──────── The records ────────

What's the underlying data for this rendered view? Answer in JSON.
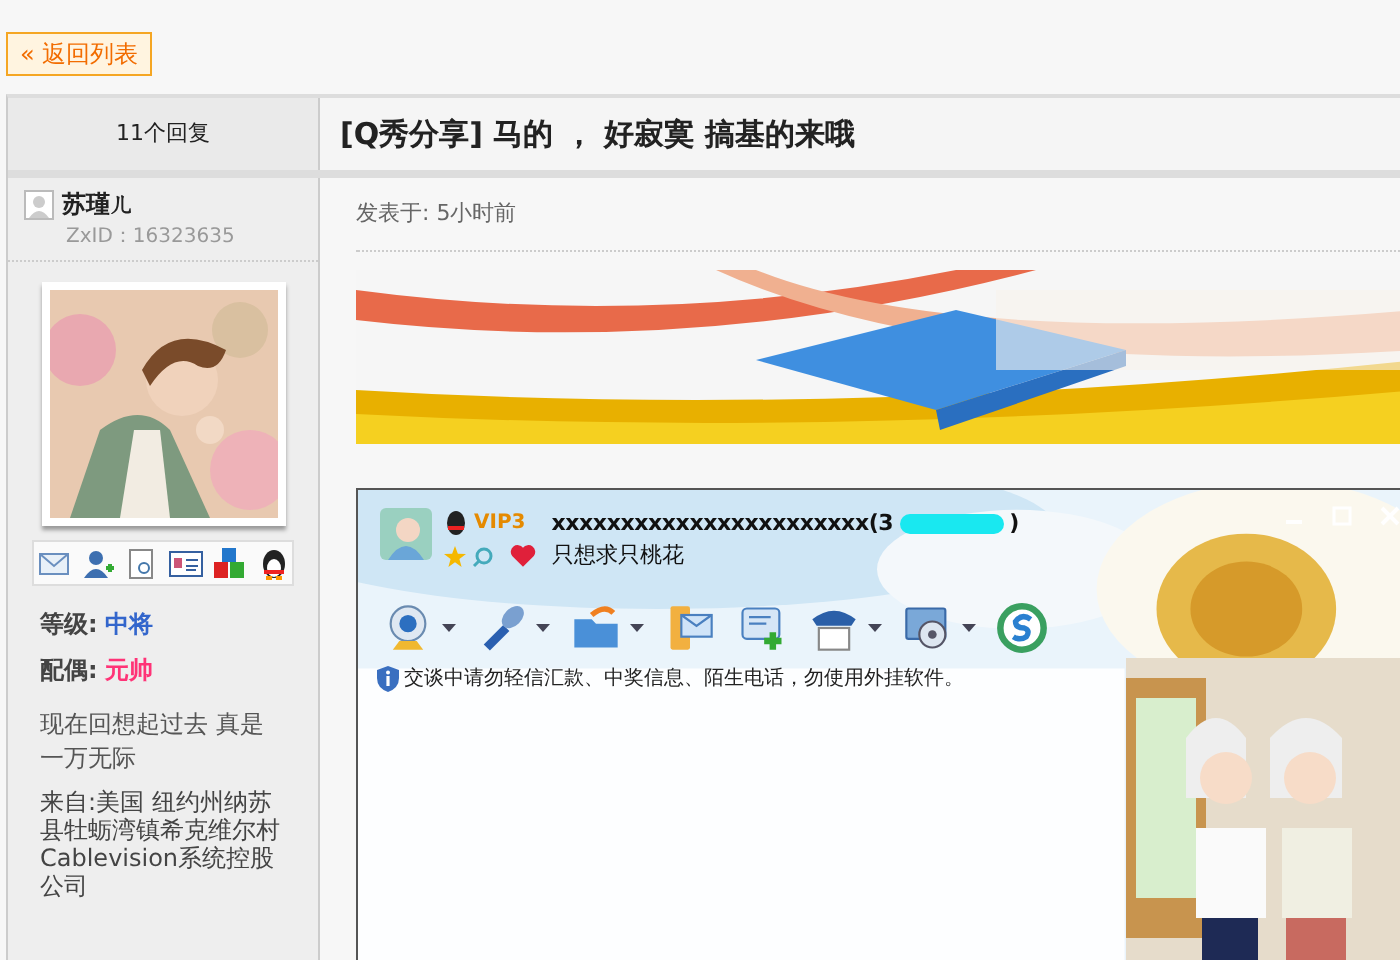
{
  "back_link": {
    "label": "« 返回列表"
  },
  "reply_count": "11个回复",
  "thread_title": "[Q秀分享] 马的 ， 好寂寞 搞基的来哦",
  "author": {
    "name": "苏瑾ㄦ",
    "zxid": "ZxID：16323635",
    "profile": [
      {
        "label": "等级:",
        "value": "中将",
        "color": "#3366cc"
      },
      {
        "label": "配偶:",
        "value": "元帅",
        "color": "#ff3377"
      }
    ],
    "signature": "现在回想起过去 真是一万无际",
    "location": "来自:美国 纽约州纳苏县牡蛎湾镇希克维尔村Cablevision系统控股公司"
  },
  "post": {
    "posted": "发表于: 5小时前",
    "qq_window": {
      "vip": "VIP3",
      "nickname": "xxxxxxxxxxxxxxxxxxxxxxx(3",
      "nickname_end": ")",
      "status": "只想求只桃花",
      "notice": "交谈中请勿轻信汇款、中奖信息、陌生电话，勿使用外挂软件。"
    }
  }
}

────────

**Task instructions:**
Reproduce every line exactly and omit all pictures.

**Written response:**
What's the underlying data for this rendered view? Answer in JSON.
{
  "back_link": {
    "label": "« 返回列表"
  },
  "reply_count": "11个回复",
  "thread_title": "[Q秀分享] 马的 ， 好寂寞 搞基的来哦",
  "author": {
    "name": "苏瑾ㄦ",
    "zxid": "ZxID：16323635",
    "profile": [
      {
        "label": "等级:",
        "value": "中将",
        "color": "#3366cc"
      },
      {
        "label": "配偶:",
        "value": "元帅",
        "color": "#ff3377"
      }
    ],
    "signature": "现在回想起过去 真是一万无际",
    "location": "来自:美国 纽约州纳苏县牡蛎湾镇希克维尔村Cablevision系统控股公司"
  },
  "post": {
    "posted": "发表于: 5小时前",
    "qq_window": {
      "vip": "VIP3",
      "nickname": "xxxxxxxxxxxxxxxxxxxxxxx(3",
      "nickname_end": ")",
      "status": "只想求只桃花",
      "notice": "交谈中请勿轻信汇款、中奖信息、陌生电话，勿使用外挂软件。"
    }
  }
}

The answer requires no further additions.